**PROBLEM STATEMENT:**
Please give the listing again, word for word, with nothing left out.

**DATASET ENTRIES:**

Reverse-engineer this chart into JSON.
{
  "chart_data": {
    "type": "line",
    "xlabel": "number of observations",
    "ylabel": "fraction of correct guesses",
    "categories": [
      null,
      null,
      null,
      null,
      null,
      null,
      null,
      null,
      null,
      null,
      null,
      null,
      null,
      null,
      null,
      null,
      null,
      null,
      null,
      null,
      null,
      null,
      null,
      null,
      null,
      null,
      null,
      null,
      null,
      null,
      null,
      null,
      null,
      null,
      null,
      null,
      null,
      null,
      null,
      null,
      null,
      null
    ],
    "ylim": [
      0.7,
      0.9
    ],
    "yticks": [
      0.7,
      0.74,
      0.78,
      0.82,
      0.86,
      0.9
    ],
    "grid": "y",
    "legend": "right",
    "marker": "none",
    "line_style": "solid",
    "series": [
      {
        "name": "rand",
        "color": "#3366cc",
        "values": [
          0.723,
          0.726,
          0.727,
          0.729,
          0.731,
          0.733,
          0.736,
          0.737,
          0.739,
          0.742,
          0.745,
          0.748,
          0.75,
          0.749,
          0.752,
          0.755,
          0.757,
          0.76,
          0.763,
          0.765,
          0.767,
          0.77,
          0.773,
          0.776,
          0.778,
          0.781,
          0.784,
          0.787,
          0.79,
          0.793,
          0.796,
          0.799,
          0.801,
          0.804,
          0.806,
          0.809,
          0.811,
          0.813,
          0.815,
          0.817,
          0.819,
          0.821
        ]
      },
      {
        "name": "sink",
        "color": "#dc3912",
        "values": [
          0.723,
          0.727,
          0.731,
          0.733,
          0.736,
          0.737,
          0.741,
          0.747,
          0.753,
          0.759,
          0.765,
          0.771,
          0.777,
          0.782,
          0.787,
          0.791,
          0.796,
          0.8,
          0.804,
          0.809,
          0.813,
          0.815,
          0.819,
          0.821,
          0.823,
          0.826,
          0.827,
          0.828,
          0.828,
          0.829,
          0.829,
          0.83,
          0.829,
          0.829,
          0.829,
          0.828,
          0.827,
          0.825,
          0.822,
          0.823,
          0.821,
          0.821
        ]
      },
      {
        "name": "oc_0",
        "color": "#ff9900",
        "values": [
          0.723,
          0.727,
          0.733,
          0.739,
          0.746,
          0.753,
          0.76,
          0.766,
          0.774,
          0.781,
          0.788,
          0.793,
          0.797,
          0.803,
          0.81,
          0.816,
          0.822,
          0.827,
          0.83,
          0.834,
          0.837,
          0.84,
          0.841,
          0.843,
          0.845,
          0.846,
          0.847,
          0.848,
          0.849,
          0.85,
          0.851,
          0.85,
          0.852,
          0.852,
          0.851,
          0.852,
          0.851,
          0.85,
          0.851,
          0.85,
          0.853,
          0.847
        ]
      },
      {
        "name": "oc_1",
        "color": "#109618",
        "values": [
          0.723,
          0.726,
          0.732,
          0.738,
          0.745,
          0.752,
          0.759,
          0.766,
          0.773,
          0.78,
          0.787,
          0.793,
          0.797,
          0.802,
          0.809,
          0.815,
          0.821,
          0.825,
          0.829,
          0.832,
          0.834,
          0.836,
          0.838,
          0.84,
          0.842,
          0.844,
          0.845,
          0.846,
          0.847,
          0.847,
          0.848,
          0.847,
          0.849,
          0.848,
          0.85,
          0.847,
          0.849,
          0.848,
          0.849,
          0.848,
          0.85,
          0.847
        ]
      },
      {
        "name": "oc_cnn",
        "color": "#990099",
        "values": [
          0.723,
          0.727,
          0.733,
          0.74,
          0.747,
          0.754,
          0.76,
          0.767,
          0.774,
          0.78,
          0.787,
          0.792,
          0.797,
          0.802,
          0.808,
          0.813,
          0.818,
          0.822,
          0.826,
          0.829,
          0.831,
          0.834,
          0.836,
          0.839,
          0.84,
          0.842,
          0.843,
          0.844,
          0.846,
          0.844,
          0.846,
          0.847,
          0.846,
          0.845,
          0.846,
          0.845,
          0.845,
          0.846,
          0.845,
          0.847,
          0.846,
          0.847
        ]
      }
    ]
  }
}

**RESPONSE TO THIS TASK:**
Reverse-engineer this chart into JSON.
{
  "chart_data": {
    "type": "line",
    "xlabel": "number of observations",
    "ylabel": "fraction of correct guesses",
    "categories": [
      null,
      null,
      null,
      null,
      null,
      null,
      null,
      null,
      null,
      null,
      null,
      null,
      null,
      null,
      null,
      null,
      null,
      null,
      null,
      null,
      null,
      null,
      null,
      null,
      null,
      null,
      null,
      null,
      null,
      null,
      null,
      null,
      null,
      null,
      null,
      null,
      null,
      null,
      null,
      null,
      null,
      null
    ],
    "ylim": [
      0.7,
      0.9
    ],
    "yticks": [
      0.7,
      0.74,
      0.78,
      0.82,
      0.86,
      0.9
    ],
    "grid": "y",
    "legend": "right",
    "marker": "none",
    "line_style": "solid",
    "series": [
      {
        "name": "rand",
        "color": "#3366cc",
        "values": [
          0.723,
          0.726,
          0.727,
          0.729,
          0.731,
          0.733,
          0.736,
          0.737,
          0.739,
          0.742,
          0.745,
          0.748,
          0.75,
          0.749,
          0.752,
          0.755,
          0.757,
          0.76,
          0.763,
          0.765,
          0.767,
          0.77,
          0.773,
          0.776,
          0.778,
          0.781,
          0.784,
          0.787,
          0.79,
          0.793,
          0.796,
          0.799,
          0.801,
          0.804,
          0.806,
          0.809,
          0.811,
          0.813,
          0.815,
          0.817,
          0.819,
          0.821
        ]
      },
      {
        "name": "sink",
        "color": "#dc3912",
        "values": [
          0.723,
          0.727,
          0.731,
          0.733,
          0.736,
          0.737,
          0.741,
          0.747,
          0.753,
          0.759,
          0.765,
          0.771,
          0.777,
          0.782,
          0.787,
          0.791,
          0.796,
          0.8,
          0.804,
          0.809,
          0.813,
          0.815,
          0.819,
          0.821,
          0.823,
          0.826,
          0.827,
          0.828,
          0.828,
          0.829,
          0.829,
          0.83,
          0.829,
          0.829,
          0.829,
          0.828,
          0.827,
          0.825,
          0.822,
          0.823,
          0.821,
          0.821
        ]
      },
      {
        "name": "oc_0",
        "color": "#ff9900",
        "values": [
          0.723,
          0.727,
          0.733,
          0.739,
          0.746,
          0.753,
          0.76,
          0.766,
          0.774,
          0.781,
          0.788,
          0.793,
          0.797,
          0.803,
          0.81,
          0.816,
          0.822,
          0.827,
          0.83,
          0.834,
          0.837,
          0.84,
          0.841,
          0.843,
          0.845,
          0.846,
          0.847,
          0.848,
          0.849,
          0.85,
          0.851,
          0.85,
          0.852,
          0.852,
          0.851,
          0.852,
          0.851,
          0.85,
          0.851,
          0.85,
          0.853,
          0.847
        ]
      },
      {
        "name": "oc_1",
        "color": "#109618",
        "values": [
          0.723,
          0.726,
          0.732,
          0.738,
          0.745,
          0.752,
          0.759,
          0.766,
          0.773,
          0.78,
          0.787,
          0.793,
          0.797,
          0.802,
          0.809,
          0.815,
          0.821,
          0.825,
          0.829,
          0.832,
          0.834,
          0.836,
          0.838,
          0.84,
          0.842,
          0.844,
          0.845,
          0.846,
          0.847,
          0.847,
          0.848,
          0.847,
          0.849,
          0.848,
          0.85,
          0.847,
          0.849,
          0.848,
          0.849,
          0.848,
          0.85,
          0.847
        ]
      },
      {
        "name": "oc_cnn",
        "color": "#990099",
        "values": [
          0.723,
          0.727,
          0.733,
          0.74,
          0.747,
          0.754,
          0.76,
          0.767,
          0.774,
          0.78,
          0.787,
          0.792,
          0.797,
          0.802,
          0.808,
          0.813,
          0.818,
          0.822,
          0.826,
          0.829,
          0.831,
          0.834,
          0.836,
          0.839,
          0.84,
          0.842,
          0.843,
          0.844,
          0.846,
          0.844,
          0.846,
          0.847,
          0.846,
          0.845,
          0.846,
          0.845,
          0.845,
          0.846,
          0.845,
          0.847,
          0.846,
          0.847
        ]
      }
    ]
  }
}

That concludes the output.